WHAT YOU NEED TO DO :: Reproduce each line bearing the word "Taxe".

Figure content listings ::
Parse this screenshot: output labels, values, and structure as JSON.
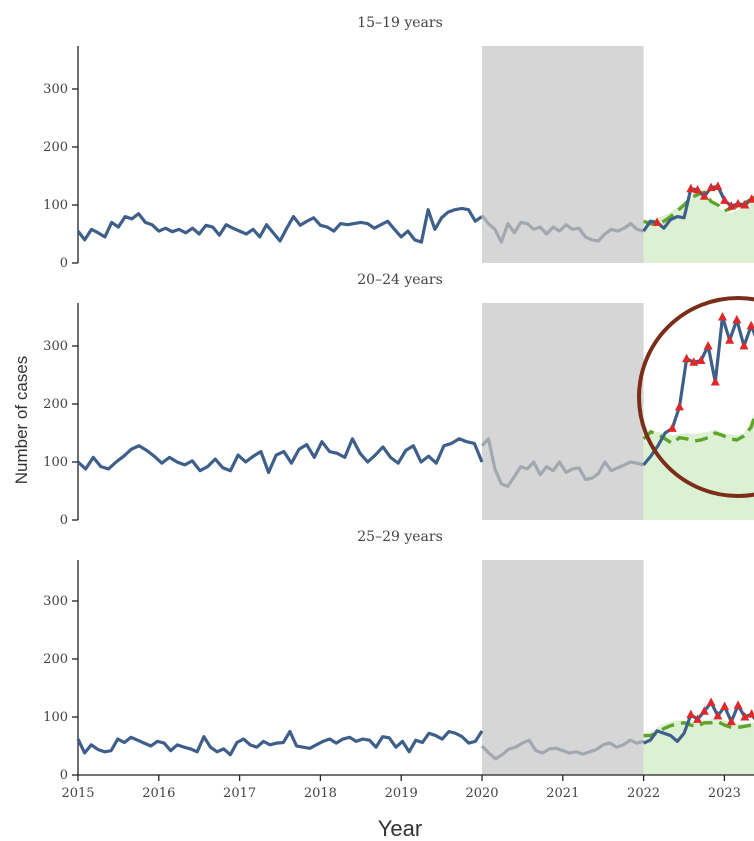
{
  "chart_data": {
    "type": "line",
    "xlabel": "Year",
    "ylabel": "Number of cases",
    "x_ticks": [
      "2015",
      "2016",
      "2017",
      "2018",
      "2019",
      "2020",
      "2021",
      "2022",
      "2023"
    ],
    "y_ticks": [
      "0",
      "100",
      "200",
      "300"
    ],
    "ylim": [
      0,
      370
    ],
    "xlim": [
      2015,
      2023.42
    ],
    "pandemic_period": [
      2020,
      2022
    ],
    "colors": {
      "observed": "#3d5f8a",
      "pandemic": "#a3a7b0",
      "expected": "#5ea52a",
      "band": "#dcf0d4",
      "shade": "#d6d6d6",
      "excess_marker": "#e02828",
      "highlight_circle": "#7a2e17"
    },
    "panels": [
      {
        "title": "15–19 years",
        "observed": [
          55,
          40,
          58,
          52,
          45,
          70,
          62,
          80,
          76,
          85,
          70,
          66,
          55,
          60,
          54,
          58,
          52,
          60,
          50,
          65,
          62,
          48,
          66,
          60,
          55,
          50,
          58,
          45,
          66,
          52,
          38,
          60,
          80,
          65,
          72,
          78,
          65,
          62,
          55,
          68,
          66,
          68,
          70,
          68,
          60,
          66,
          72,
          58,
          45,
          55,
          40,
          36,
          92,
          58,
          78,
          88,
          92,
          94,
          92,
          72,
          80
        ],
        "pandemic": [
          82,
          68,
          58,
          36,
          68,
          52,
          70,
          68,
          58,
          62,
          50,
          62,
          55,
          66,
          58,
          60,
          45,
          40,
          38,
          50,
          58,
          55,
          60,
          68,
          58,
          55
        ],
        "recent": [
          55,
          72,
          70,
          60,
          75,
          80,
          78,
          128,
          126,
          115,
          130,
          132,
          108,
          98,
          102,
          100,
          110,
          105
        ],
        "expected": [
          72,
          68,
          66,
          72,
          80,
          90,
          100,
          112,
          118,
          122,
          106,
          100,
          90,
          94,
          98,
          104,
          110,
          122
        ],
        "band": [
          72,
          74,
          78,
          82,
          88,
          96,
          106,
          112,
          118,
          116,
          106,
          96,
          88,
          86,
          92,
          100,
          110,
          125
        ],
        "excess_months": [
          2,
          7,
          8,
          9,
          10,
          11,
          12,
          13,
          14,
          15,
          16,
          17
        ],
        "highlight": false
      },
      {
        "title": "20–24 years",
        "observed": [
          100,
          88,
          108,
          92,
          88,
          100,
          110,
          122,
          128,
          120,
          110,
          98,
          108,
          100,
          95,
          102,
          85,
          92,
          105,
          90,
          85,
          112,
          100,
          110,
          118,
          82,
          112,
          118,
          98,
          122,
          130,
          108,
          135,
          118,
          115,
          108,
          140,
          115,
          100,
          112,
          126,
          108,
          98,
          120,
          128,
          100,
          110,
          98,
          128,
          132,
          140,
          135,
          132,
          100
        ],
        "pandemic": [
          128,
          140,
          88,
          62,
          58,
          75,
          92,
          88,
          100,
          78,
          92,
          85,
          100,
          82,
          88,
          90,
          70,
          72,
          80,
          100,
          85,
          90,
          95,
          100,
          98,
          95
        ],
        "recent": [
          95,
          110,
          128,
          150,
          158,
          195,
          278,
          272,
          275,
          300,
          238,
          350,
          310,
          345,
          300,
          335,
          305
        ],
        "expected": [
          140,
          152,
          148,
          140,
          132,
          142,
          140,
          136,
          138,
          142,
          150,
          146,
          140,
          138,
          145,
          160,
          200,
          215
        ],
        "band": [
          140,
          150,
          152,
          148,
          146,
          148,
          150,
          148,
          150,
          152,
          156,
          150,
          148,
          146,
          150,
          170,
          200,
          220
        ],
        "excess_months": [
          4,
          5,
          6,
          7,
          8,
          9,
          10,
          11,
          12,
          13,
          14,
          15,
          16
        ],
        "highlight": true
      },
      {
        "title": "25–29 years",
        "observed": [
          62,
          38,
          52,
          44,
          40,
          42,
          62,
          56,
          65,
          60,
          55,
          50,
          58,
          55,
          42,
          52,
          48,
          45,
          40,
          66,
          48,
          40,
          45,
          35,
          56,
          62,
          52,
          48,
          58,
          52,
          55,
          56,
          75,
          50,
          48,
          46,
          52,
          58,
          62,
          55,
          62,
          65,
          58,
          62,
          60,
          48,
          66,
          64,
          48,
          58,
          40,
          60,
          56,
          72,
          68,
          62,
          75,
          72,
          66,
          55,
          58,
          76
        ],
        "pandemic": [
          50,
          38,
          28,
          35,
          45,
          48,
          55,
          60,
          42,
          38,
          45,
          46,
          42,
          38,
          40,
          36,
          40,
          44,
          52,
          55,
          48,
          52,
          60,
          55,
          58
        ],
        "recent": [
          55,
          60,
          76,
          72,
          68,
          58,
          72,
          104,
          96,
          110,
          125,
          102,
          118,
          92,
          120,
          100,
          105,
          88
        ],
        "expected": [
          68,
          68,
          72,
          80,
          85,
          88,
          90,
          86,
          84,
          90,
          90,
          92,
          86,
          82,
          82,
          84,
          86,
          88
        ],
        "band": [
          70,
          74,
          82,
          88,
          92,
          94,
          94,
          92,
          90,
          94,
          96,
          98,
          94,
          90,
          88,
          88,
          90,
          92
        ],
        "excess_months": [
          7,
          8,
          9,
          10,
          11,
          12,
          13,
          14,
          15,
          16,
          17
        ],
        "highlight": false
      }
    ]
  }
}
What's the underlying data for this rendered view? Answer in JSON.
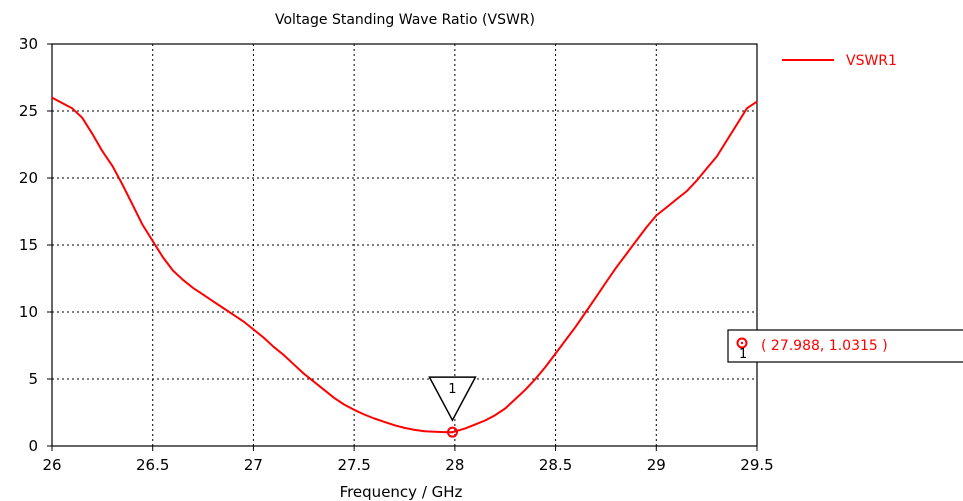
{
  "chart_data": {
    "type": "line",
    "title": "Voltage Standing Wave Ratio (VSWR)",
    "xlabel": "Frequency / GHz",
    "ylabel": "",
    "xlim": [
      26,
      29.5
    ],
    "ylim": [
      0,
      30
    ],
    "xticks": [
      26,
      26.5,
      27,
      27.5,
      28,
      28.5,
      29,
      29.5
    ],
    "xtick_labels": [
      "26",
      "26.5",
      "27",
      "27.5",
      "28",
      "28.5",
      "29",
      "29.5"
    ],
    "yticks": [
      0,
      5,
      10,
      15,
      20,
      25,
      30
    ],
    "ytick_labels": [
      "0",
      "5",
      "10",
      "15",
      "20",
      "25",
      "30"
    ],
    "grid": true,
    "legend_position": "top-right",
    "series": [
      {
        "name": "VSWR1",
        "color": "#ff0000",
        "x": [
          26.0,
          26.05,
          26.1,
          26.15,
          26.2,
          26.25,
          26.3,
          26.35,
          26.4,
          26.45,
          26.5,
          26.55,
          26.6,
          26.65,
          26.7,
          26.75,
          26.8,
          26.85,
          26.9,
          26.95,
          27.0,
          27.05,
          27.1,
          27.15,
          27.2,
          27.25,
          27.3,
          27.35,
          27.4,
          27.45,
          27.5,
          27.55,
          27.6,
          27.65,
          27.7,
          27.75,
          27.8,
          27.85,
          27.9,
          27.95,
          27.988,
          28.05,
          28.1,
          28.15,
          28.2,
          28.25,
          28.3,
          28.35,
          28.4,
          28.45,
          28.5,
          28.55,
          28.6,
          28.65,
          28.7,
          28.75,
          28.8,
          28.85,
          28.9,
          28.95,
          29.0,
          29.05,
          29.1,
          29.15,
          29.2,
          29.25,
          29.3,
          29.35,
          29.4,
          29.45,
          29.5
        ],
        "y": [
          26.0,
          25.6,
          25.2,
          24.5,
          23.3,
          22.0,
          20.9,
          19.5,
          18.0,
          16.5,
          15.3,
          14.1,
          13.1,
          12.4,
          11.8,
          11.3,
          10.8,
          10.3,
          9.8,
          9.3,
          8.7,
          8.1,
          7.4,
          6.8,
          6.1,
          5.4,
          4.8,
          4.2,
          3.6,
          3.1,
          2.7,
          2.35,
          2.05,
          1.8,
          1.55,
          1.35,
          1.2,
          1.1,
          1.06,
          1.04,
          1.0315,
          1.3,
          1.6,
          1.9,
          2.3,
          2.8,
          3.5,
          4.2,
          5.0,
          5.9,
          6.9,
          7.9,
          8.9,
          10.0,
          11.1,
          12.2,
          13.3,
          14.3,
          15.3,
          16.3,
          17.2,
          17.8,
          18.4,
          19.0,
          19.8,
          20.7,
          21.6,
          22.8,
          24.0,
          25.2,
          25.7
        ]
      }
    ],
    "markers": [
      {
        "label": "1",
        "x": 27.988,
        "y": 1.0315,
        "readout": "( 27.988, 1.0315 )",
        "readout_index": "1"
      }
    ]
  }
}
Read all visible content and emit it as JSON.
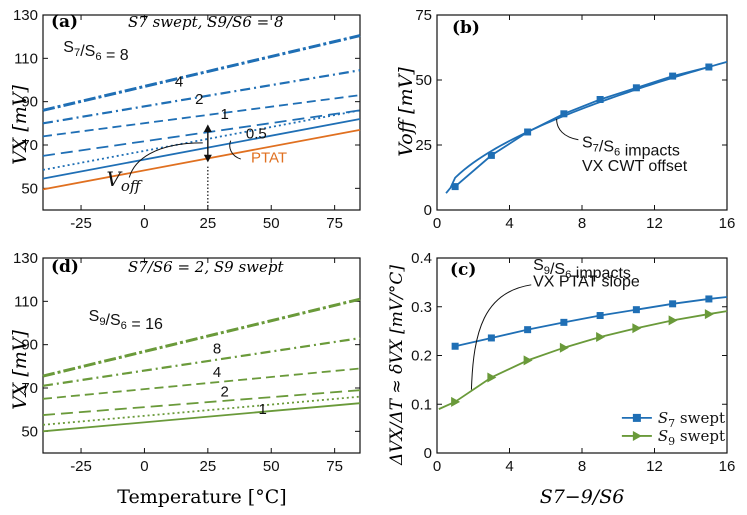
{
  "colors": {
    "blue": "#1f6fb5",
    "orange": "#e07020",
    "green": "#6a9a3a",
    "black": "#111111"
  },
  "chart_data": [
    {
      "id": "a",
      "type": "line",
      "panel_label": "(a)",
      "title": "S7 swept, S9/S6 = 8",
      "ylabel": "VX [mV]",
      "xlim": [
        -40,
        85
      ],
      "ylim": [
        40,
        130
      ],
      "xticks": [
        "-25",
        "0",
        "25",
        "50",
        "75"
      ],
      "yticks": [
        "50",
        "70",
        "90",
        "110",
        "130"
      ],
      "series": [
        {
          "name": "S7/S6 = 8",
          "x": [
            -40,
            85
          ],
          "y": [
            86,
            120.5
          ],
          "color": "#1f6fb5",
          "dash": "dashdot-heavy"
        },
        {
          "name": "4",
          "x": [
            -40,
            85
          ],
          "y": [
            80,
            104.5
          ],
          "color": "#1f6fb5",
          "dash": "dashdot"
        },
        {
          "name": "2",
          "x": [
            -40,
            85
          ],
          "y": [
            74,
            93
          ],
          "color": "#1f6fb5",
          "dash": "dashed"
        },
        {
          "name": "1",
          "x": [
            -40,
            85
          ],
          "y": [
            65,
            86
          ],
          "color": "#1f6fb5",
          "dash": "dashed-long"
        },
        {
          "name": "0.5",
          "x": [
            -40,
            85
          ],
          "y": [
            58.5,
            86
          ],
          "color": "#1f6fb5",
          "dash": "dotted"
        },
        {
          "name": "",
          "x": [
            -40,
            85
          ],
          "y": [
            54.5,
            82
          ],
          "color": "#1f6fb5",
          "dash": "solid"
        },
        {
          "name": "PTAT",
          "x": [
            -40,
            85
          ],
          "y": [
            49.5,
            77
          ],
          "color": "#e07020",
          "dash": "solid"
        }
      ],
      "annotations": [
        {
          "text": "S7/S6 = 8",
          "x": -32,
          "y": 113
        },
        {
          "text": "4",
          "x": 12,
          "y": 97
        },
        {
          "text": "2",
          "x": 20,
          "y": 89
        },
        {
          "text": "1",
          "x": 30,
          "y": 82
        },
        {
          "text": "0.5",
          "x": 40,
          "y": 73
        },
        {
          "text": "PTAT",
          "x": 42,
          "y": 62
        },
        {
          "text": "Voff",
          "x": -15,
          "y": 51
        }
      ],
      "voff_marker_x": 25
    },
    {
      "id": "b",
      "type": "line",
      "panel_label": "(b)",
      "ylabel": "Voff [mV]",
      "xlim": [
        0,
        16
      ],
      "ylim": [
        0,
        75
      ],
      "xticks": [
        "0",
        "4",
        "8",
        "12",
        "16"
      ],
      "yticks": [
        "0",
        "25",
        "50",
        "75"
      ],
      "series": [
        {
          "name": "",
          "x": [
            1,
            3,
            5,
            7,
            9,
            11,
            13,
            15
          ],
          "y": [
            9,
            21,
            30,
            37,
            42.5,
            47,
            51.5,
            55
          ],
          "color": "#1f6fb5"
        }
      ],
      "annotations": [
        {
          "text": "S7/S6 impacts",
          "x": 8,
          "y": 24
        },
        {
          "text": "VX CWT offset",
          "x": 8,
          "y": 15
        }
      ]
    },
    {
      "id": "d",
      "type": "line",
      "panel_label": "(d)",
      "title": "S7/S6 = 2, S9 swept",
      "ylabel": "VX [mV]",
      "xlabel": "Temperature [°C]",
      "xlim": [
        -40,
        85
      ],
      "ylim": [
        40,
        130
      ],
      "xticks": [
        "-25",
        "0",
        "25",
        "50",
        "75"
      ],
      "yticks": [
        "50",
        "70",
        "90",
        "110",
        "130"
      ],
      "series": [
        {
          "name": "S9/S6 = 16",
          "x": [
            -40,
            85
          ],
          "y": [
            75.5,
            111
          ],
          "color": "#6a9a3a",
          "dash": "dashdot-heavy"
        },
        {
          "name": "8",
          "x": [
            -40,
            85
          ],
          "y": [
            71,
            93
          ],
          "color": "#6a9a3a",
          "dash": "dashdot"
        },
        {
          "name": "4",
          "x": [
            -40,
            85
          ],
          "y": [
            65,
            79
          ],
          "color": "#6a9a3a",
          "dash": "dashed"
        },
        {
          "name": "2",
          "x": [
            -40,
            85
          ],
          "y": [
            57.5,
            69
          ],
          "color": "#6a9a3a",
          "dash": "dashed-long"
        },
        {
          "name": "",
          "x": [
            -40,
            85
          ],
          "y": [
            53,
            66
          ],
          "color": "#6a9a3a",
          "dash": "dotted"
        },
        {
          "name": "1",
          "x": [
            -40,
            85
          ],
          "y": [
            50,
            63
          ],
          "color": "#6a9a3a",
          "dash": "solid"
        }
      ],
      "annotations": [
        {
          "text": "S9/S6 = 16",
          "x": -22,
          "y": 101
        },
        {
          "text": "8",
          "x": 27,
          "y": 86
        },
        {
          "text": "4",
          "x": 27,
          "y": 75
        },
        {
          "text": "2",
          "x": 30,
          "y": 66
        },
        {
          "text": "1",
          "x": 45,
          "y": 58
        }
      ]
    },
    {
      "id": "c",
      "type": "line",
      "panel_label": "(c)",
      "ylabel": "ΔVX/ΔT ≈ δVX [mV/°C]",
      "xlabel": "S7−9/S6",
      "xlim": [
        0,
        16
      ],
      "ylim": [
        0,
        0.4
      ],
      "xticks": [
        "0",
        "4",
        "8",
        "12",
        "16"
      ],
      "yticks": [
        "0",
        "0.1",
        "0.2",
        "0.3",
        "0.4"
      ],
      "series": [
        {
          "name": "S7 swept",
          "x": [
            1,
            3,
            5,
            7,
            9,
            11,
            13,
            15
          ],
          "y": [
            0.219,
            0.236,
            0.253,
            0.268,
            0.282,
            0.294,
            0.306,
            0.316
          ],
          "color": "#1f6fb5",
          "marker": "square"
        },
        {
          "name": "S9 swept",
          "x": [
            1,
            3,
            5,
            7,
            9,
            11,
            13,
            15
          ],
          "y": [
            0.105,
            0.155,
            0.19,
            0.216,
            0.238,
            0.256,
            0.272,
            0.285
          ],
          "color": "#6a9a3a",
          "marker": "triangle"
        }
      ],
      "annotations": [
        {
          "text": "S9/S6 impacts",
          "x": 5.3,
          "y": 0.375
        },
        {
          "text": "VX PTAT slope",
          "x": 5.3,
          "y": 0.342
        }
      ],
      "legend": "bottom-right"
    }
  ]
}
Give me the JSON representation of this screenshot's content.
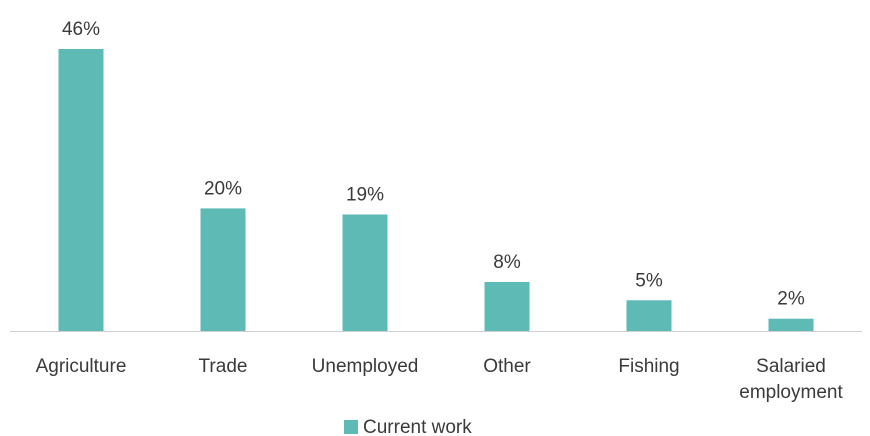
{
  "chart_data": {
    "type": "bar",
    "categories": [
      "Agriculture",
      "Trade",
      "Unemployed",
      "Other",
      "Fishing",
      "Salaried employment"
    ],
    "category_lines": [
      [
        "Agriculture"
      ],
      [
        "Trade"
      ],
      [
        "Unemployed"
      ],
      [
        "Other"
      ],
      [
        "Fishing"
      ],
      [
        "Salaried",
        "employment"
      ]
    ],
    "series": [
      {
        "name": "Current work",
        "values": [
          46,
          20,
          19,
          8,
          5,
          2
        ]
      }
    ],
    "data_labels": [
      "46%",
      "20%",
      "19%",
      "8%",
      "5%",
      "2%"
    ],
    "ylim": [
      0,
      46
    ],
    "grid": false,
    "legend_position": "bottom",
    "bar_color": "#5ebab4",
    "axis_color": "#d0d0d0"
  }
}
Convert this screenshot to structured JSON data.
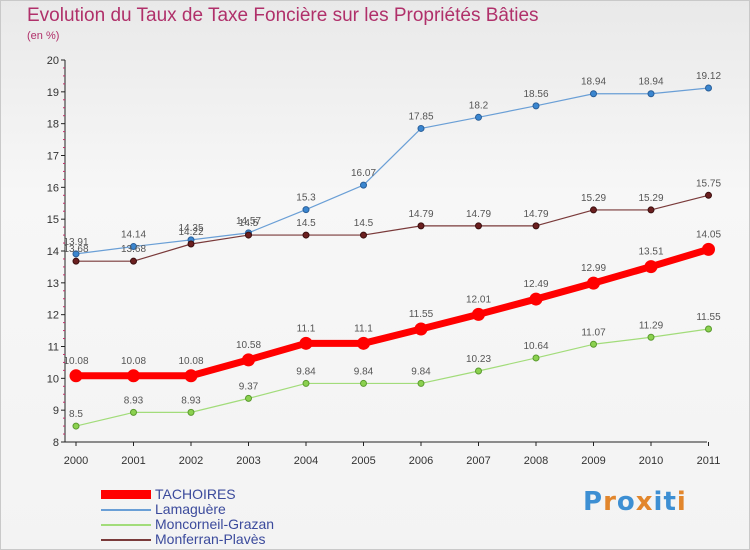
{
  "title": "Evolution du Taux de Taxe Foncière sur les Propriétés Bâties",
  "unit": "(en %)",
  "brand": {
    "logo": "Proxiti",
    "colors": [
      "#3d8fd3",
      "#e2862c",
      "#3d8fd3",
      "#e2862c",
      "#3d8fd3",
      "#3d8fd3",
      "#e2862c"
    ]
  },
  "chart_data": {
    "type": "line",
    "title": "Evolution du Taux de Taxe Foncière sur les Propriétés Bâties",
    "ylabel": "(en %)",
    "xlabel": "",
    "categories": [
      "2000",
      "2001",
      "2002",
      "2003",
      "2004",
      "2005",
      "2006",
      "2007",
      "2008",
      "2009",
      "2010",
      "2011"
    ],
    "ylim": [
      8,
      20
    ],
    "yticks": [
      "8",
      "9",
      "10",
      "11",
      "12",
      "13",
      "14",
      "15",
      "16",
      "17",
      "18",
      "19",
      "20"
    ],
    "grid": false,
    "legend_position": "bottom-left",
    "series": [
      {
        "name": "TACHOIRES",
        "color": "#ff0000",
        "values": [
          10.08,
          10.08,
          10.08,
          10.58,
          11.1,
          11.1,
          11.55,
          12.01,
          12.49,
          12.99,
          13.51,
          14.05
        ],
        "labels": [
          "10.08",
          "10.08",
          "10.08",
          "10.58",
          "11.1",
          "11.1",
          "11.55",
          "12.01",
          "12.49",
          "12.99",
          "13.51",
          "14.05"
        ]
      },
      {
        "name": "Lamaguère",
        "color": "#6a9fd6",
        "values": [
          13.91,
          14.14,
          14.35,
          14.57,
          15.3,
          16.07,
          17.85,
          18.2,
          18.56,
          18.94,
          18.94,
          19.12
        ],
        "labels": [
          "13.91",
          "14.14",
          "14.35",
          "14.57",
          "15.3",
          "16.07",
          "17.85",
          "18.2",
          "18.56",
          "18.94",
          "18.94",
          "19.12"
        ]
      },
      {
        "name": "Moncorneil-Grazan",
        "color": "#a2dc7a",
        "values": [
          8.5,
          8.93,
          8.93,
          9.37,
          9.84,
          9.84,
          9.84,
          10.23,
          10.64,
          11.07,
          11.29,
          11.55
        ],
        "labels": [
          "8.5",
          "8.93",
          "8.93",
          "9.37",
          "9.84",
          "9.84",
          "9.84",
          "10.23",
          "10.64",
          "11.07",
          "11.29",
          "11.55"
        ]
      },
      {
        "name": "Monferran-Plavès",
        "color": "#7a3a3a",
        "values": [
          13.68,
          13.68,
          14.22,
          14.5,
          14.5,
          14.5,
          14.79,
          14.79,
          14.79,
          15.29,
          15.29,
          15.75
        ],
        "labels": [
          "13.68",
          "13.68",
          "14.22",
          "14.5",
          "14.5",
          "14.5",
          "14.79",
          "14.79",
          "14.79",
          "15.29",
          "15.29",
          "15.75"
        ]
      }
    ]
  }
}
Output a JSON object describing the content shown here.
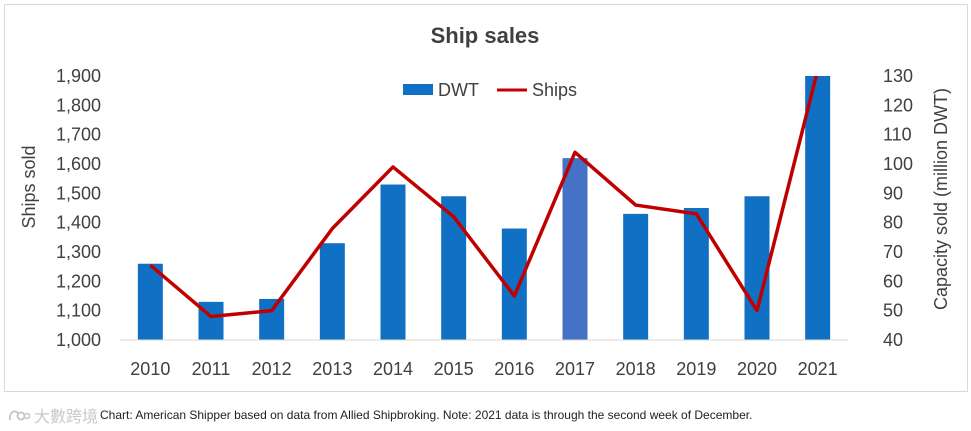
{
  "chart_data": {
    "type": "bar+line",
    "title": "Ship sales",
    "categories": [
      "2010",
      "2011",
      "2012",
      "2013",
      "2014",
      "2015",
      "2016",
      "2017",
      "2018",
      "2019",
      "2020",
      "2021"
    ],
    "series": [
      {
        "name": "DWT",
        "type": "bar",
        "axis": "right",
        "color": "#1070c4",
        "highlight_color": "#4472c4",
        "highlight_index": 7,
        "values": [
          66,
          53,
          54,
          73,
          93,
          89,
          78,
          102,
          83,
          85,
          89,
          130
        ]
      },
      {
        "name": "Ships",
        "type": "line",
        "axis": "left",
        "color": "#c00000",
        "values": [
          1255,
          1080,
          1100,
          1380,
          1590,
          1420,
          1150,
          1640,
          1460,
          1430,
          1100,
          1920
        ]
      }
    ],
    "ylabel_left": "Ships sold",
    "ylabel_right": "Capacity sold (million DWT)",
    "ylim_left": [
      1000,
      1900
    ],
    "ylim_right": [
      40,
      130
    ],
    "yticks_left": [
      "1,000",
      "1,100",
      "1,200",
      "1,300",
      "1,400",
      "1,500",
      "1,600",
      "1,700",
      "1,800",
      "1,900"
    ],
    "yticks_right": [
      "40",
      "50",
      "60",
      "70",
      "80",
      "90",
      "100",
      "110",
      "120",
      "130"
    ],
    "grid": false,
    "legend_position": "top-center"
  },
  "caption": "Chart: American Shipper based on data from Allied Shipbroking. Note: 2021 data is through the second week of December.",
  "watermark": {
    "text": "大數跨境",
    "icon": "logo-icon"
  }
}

EXPECTED ANSWER ::
  "title": "Evolution du Taux de Taxe Foncière sur les Propriétés Bâties",
    "title": "Evolution du Taux de Taxe Foncière sur les Propriétés Bâties",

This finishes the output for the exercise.